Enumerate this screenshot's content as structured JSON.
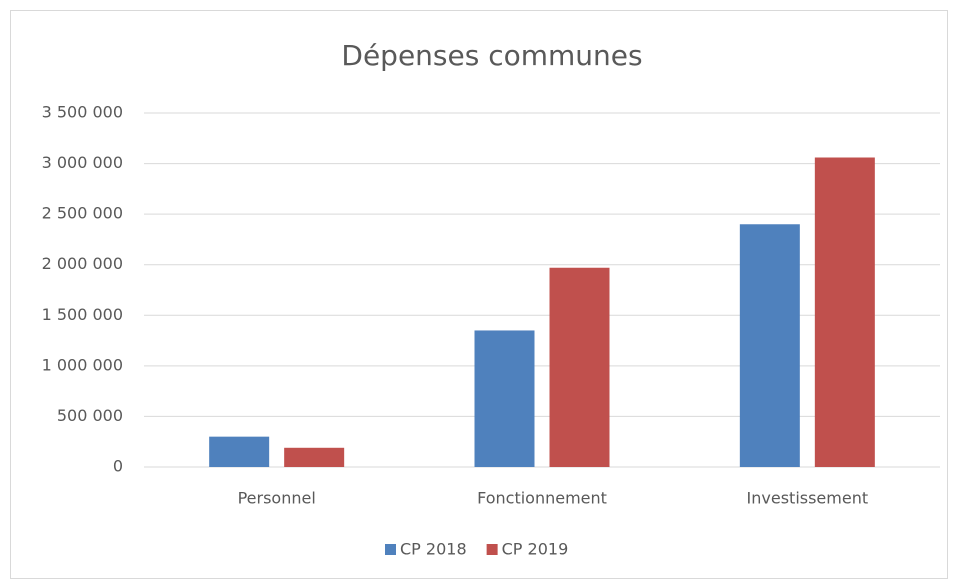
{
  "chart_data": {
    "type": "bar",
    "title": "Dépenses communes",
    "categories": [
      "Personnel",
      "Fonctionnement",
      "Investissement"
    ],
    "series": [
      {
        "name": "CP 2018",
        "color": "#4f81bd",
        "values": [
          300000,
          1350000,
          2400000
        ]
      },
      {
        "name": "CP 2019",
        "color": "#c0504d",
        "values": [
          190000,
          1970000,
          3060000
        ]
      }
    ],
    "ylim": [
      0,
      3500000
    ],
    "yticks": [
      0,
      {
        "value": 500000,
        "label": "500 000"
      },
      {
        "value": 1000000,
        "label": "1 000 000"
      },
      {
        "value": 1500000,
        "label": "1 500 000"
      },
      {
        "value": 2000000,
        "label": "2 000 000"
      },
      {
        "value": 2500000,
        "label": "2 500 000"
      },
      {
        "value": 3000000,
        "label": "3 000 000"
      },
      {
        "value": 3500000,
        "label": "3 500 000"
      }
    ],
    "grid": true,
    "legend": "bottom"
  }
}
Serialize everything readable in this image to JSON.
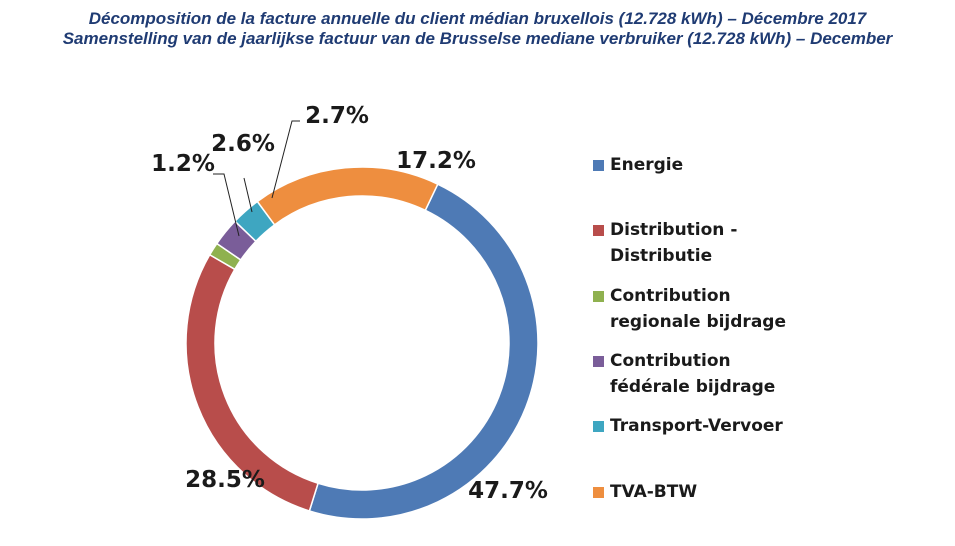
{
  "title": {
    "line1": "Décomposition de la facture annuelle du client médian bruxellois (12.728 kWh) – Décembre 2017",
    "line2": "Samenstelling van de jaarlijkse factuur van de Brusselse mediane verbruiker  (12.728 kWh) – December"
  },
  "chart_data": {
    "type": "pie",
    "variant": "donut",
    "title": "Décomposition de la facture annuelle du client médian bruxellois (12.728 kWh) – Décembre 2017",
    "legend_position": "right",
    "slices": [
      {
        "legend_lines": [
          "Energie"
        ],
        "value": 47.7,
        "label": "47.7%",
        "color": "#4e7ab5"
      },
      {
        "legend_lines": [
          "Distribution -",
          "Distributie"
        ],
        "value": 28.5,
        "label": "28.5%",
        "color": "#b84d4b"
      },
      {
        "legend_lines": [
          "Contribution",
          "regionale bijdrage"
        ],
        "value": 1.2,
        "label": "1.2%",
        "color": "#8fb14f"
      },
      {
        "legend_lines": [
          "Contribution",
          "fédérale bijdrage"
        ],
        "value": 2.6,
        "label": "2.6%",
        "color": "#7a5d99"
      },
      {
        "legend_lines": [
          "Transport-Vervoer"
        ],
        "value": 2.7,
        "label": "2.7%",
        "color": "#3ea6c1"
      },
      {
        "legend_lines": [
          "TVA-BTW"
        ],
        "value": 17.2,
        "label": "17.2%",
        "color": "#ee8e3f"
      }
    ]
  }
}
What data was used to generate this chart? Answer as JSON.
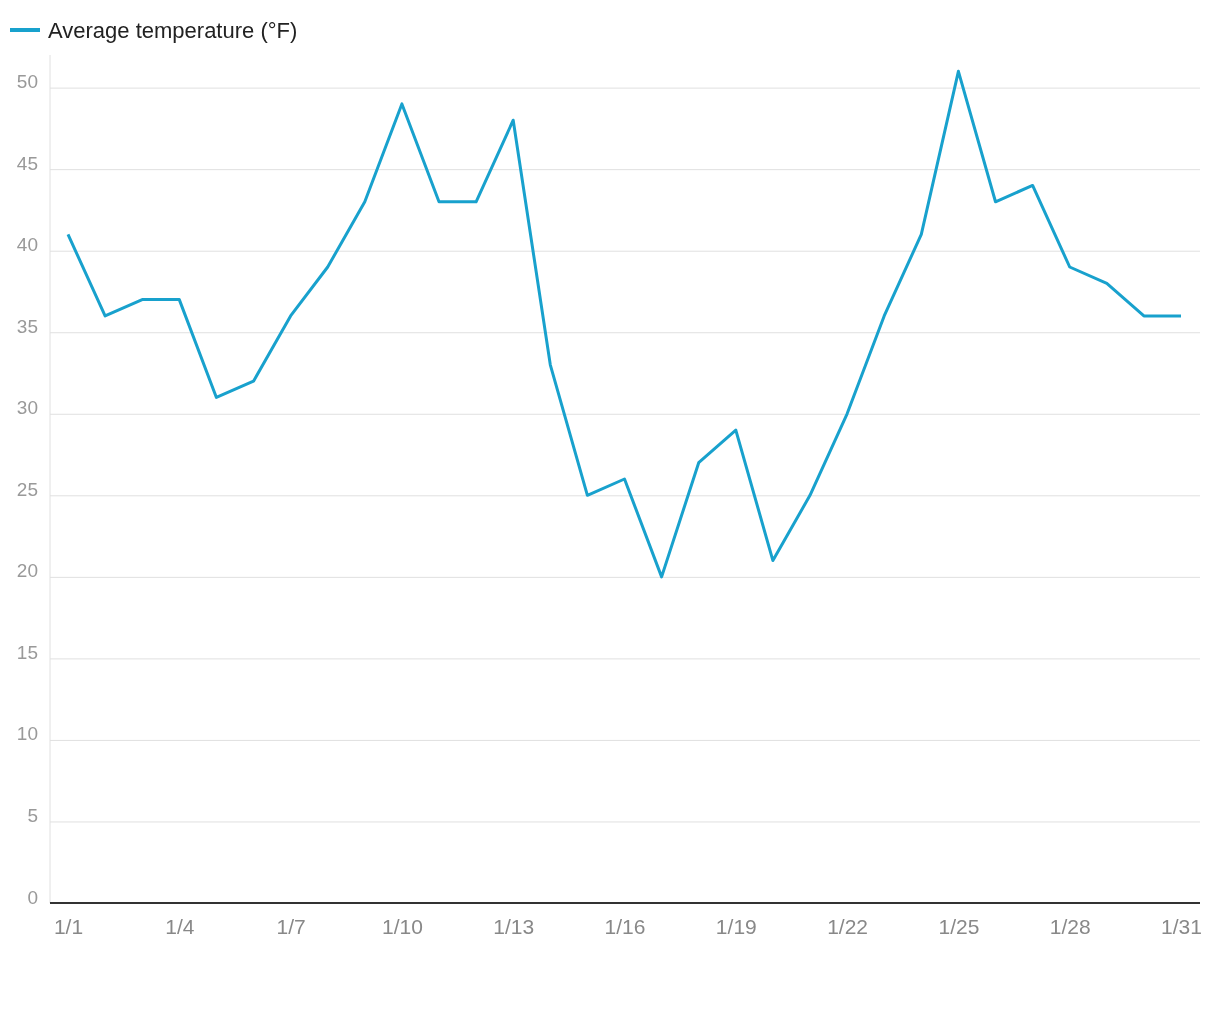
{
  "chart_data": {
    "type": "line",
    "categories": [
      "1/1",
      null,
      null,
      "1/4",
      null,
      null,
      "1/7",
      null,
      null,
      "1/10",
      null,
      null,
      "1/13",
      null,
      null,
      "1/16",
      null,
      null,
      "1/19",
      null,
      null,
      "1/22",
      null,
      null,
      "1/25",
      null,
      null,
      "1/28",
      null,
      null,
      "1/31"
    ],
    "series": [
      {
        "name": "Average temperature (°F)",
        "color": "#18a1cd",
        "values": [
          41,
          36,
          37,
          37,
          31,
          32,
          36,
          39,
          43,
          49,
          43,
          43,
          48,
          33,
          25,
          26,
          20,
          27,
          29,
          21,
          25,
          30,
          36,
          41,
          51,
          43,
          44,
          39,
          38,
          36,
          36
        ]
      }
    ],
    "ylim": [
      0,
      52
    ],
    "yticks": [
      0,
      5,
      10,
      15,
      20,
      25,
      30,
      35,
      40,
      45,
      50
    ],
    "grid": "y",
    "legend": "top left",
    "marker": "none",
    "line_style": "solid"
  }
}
-*-
Make an exact copy of the listing above. Do not include the pictures.

Enumerate this screenshot's content as structured JSON.
{
  "chart_data": {
    "type": "bar",
    "title": "Dépenses communes",
    "categories": [
      "Personnel",
      "Fonctionnement",
      "Investissement"
    ],
    "series": [
      {
        "name": "CP 2018",
        "color": "#4f81bd",
        "values": [
          300000,
          1350000,
          2400000
        ]
      },
      {
        "name": "CP 2019",
        "color": "#c0504d",
        "values": [
          190000,
          1970000,
          3060000
        ]
      }
    ],
    "ylim": [
      0,
      3500000
    ],
    "yticks": [
      0,
      {
        "value": 500000,
        "label": "500 000"
      },
      {
        "value": 1000000,
        "label": "1 000 000"
      },
      {
        "value": 1500000,
        "label": "1 500 000"
      },
      {
        "value": 2000000,
        "label": "2 000 000"
      },
      {
        "value": 2500000,
        "label": "2 500 000"
      },
      {
        "value": 3000000,
        "label": "3 000 000"
      },
      {
        "value": 3500000,
        "label": "3 500 000"
      }
    ],
    "grid": true,
    "legend": "bottom"
  }
}
Serialize everything readable in this image to JSON.
{
  "title": {
    "line1": "Décomposition de la facture annuelle du client médian bruxellois (12.728 kWh) – Décembre 2017",
    "line2": "Samenstelling van de jaarlijkse factuur van de Brusselse mediane verbruiker  (12.728 kWh) – December"
  },
  "chart_data": {
    "type": "pie",
    "variant": "donut",
    "title": "Décomposition de la facture annuelle du client médian bruxellois (12.728 kWh) – Décembre 2017",
    "legend_position": "right",
    "slices": [
      {
        "legend_lines": [
          "Energie"
        ],
        "value": 47.7,
        "label": "47.7%",
        "color": "#4e7ab5"
      },
      {
        "legend_lines": [
          "Distribution -",
          "Distributie"
        ],
        "value": 28.5,
        "label": "28.5%",
        "color": "#b84d4b"
      },
      {
        "legend_lines": [
          "Contribution",
          "regionale bijdrage"
        ],
        "value": 1.2,
        "label": "1.2%",
        "color": "#8fb14f"
      },
      {
        "legend_lines": [
          "Contribution",
          "fédérale bijdrage"
        ],
        "value": 2.6,
        "label": "2.6%",
        "color": "#7a5d99"
      },
      {
        "legend_lines": [
          "Transport-Vervoer"
        ],
        "value": 2.7,
        "label": "2.7%",
        "color": "#3ea6c1"
      },
      {
        "legend_lines": [
          "TVA-BTW"
        ],
        "value": 17.2,
        "label": "17.2%",
        "color": "#ee8e3f"
      }
    ]
  }
}
What data was used to generate this chart? Answer as JSON.
{
  "chart_data": {
    "type": "line",
    "categories": [
      "1/1",
      null,
      null,
      "1/4",
      null,
      null,
      "1/7",
      null,
      null,
      "1/10",
      null,
      null,
      "1/13",
      null,
      null,
      "1/16",
      null,
      null,
      "1/19",
      null,
      null,
      "1/22",
      null,
      null,
      "1/25",
      null,
      null,
      "1/28",
      null,
      null,
      "1/31"
    ],
    "series": [
      {
        "name": "Average temperature (°F)",
        "color": "#18a1cd",
        "values": [
          41,
          36,
          37,
          37,
          31,
          32,
          36,
          39,
          43,
          49,
          43,
          43,
          48,
          33,
          25,
          26,
          20,
          27,
          29,
          21,
          25,
          30,
          36,
          41,
          51,
          43,
          44,
          39,
          38,
          36,
          36
        ]
      }
    ],
    "ylim": [
      0,
      52
    ],
    "yticks": [
      0,
      5,
      10,
      15,
      20,
      25,
      30,
      35,
      40,
      45,
      50
    ],
    "grid": "y",
    "legend": "top left",
    "marker": "none",
    "line_style": "solid"
  }
}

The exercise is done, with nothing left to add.